→ **SET EXERCISE**
Restate, word for word, every line of the data.

→ **THE DATA**
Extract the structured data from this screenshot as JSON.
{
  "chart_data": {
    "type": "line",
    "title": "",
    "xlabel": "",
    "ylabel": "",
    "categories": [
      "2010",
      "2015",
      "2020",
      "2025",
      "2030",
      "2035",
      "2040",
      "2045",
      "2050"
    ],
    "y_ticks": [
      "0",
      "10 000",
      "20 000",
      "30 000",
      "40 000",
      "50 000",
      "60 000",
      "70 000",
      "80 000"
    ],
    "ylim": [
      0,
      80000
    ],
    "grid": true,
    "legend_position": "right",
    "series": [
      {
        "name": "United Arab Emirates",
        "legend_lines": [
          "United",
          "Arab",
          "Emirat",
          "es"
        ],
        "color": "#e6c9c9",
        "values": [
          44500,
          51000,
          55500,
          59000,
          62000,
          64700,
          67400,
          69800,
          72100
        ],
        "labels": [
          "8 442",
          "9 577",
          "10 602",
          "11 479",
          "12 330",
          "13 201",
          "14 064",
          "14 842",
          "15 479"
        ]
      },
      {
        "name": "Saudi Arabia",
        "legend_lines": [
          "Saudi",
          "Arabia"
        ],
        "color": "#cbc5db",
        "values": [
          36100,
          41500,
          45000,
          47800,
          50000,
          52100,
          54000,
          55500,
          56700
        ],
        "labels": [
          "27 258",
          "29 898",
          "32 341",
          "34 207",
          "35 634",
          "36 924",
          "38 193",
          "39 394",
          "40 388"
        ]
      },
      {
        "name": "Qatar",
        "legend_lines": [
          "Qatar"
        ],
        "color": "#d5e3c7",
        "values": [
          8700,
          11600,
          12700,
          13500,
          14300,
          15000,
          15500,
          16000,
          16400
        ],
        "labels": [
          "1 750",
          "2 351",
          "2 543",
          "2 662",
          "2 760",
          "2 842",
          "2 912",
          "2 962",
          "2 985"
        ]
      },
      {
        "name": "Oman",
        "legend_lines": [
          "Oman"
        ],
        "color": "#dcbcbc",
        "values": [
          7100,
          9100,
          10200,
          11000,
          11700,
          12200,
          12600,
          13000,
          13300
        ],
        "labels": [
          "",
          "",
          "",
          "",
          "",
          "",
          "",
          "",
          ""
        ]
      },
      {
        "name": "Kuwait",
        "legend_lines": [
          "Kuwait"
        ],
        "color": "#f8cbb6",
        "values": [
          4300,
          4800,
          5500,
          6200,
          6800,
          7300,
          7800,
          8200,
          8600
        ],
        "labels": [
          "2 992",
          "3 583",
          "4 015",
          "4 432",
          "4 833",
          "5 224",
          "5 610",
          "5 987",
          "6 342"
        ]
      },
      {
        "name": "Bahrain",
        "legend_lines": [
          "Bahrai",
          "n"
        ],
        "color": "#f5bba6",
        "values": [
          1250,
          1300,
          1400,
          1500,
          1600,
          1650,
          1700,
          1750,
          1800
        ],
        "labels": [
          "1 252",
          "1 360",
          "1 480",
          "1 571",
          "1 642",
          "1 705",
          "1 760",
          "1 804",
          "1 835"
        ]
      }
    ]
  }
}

→ **TASK ANSWER**
Extract the structured data from this screenshot as JSON.
{
  "chart_data": {
    "type": "line",
    "title": "",
    "xlabel": "",
    "ylabel": "",
    "categories": [
      "2010",
      "2015",
      "2020",
      "2025",
      "2030",
      "2035",
      "2040",
      "2045",
      "2050"
    ],
    "y_ticks": [
      "0",
      "10 000",
      "20 000",
      "30 000",
      "40 000",
      "50 000",
      "60 000",
      "70 000",
      "80 000"
    ],
    "ylim": [
      0,
      80000
    ],
    "grid": true,
    "legend_position": "right",
    "series": [
      {
        "name": "United Arab Emirates",
        "legend_lines": [
          "United",
          "Arab",
          "Emirat",
          "es"
        ],
        "color": "#e6c9c9",
        "values": [
          44500,
          51000,
          55500,
          59000,
          62000,
          64700,
          67400,
          69800,
          72100
        ],
        "labels": [
          "8 442",
          "9 577",
          "10 602",
          "11 479",
          "12 330",
          "13 201",
          "14 064",
          "14 842",
          "15 479"
        ]
      },
      {
        "name": "Saudi Arabia",
        "legend_lines": [
          "Saudi",
          "Arabia"
        ],
        "color": "#cbc5db",
        "values": [
          36100,
          41500,
          45000,
          47800,
          50000,
          52100,
          54000,
          55500,
          56700
        ],
        "labels": [
          "27 258",
          "29 898",
          "32 341",
          "34 207",
          "35 634",
          "36 924",
          "38 193",
          "39 394",
          "40 388"
        ]
      },
      {
        "name": "Qatar",
        "legend_lines": [
          "Qatar"
        ],
        "color": "#d5e3c7",
        "values": [
          8700,
          11600,
          12700,
          13500,
          14300,
          15000,
          15500,
          16000,
          16400
        ],
        "labels": [
          "1 750",
          "2 351",
          "2 543",
          "2 662",
          "2 760",
          "2 842",
          "2 912",
          "2 962",
          "2 985"
        ]
      },
      {
        "name": "Oman",
        "legend_lines": [
          "Oman"
        ],
        "color": "#dcbcbc",
        "values": [
          7100,
          9100,
          10200,
          11000,
          11700,
          12200,
          12600,
          13000,
          13300
        ],
        "labels": [
          "",
          "",
          "",
          "",
          "",
          "",
          "",
          "",
          ""
        ]
      },
      {
        "name": "Kuwait",
        "legend_lines": [
          "Kuwait"
        ],
        "color": "#f8cbb6",
        "values": [
          4300,
          4800,
          5500,
          6200,
          6800,
          7300,
          7800,
          8200,
          8600
        ],
        "labels": [
          "2 992",
          "3 583",
          "4 015",
          "4 432",
          "4 833",
          "5 224",
          "5 610",
          "5 987",
          "6 342"
        ]
      },
      {
        "name": "Bahrain",
        "legend_lines": [
          "Bahrai",
          "n"
        ],
        "color": "#f5bba6",
        "values": [
          1250,
          1300,
          1400,
          1500,
          1600,
          1650,
          1700,
          1750,
          1800
        ],
        "labels": [
          "1 252",
          "1 360",
          "1 480",
          "1 571",
          "1 642",
          "1 705",
          "1 760",
          "1 804",
          "1 835"
        ]
      }
    ]
  }
}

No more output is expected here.